━━━━━ Records supplied ━━━━━

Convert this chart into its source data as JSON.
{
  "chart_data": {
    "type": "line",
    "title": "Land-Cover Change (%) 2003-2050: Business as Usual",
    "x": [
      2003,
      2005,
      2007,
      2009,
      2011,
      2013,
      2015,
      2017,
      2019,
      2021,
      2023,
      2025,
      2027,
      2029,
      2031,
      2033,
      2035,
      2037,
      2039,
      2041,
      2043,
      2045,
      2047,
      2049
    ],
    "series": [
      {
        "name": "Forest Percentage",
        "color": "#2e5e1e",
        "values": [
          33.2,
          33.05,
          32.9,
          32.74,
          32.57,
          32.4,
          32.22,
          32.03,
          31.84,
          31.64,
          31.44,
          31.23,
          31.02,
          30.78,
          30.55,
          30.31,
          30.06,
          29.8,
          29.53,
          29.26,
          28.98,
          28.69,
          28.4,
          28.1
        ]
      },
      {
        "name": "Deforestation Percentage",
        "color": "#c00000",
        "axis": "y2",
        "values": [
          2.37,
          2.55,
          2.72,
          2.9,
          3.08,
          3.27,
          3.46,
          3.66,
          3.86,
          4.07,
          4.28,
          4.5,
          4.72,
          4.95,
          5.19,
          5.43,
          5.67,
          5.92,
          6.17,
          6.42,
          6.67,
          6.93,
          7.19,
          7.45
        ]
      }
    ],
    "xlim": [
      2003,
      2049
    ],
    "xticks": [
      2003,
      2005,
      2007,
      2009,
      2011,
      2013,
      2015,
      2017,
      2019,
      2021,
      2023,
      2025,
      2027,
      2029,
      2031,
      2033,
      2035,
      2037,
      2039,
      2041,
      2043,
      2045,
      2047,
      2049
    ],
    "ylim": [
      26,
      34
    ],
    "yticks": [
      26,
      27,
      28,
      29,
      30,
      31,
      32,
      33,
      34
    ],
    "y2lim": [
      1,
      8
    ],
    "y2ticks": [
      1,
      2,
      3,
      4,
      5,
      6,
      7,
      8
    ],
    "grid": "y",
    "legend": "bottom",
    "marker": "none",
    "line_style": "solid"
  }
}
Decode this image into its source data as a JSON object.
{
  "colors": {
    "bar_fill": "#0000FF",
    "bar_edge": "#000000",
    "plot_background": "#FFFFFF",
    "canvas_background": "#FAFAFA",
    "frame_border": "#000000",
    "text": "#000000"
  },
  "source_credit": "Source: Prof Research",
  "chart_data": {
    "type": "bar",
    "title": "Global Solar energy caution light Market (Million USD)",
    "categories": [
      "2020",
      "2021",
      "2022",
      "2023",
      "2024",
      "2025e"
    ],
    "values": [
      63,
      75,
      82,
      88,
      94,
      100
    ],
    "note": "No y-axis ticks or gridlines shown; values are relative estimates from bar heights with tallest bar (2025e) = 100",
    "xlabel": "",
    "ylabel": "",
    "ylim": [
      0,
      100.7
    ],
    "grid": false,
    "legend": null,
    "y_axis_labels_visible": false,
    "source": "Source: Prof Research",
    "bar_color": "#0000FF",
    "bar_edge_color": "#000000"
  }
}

━━━━━

• Set exercise:
Copy out all of the data exactly, leaving nothing out.

• Finished exercise:
Convert this chart into its source data as JSON.
{
  "chart_data": {
    "type": "line",
    "title": "Land-Cover Change (%) 2003-2050: Business as Usual",
    "x": [
      2003,
      2005,
      2007,
      2009,
      2011,
      2013,
      2015,
      2017,
      2019,
      2021,
      2023,
      2025,
      2027,
      2029,
      2031,
      2033,
      2035,
      2037,
      2039,
      2041,
      2043,
      2045,
      2047,
      2049
    ],
    "series": [
      {
        "name": "Forest Percentage",
        "color": "#2e5e1e",
        "values": [
          33.2,
          33.05,
          32.9,
          32.74,
          32.57,
          32.4,
          32.22,
          32.03,
          31.84,
          31.64,
          31.44,
          31.23,
          31.02,
          30.78,
          30.55,
          30.31,
          30.06,
          29.8,
          29.53,
          29.26,
          28.98,
          28.69,
          28.4,
          28.1
        ]
      },
      {
        "name": "Deforestation Percentage",
        "color": "#c00000",
        "axis": "y2",
        "values": [
          2.37,
          2.55,
          2.72,
          2.9,
          3.08,
          3.27,
          3.46,
          3.66,
          3.86,
          4.07,
          4.28,
          4.5,
          4.72,
          4.95,
          5.19,
          5.43,
          5.67,
          5.92,
          6.17,
          6.42,
          6.67,
          6.93,
          7.19,
          7.45
        ]
      }
    ],
    "xlim": [
      2003,
      2049
    ],
    "xticks": [
      2003,
      2005,
      2007,
      2009,
      2011,
      2013,
      2015,
      2017,
      2019,
      2021,
      2023,
      2025,
      2027,
      2029,
      2031,
      2033,
      2035,
      2037,
      2039,
      2041,
      2043,
      2045,
      2047,
      2049
    ],
    "ylim": [
      26,
      34
    ],
    "yticks": [
      26,
      27,
      28,
      29,
      30,
      31,
      32,
      33,
      34
    ],
    "y2lim": [
      1,
      8
    ],
    "y2ticks": [
      1,
      2,
      3,
      4,
      5,
      6,
      7,
      8
    ],
    "grid": "y",
    "legend": "bottom",
    "marker": "none",
    "line_style": "solid"
  }
}
Decode this image into its source data as a JSON object.
{
  "colors": {
    "bar_fill": "#0000FF",
    "bar_edge": "#000000",
    "plot_background": "#FFFFFF",
    "canvas_background": "#FAFAFA",
    "frame_border": "#000000",
    "text": "#000000"
  },
  "source_credit": "Source: Prof Research",
  "chart_data": {
    "type": "bar",
    "title": "Global Solar energy caution light Market (Million USD)",
    "categories": [
      "2020",
      "2021",
      "2022",
      "2023",
      "2024",
      "2025e"
    ],
    "values": [
      63,
      75,
      82,
      88,
      94,
      100
    ],
    "note": "No y-axis ticks or gridlines shown; values are relative estimates from bar heights with tallest bar (2025e) = 100",
    "xlabel": "",
    "ylabel": "",
    "ylim": [
      0,
      100.7
    ],
    "grid": false,
    "legend": null,
    "y_axis_labels_visible": false,
    "source": "Source: Prof Research",
    "bar_color": "#0000FF",
    "bar_edge_color": "#000000"
  }
}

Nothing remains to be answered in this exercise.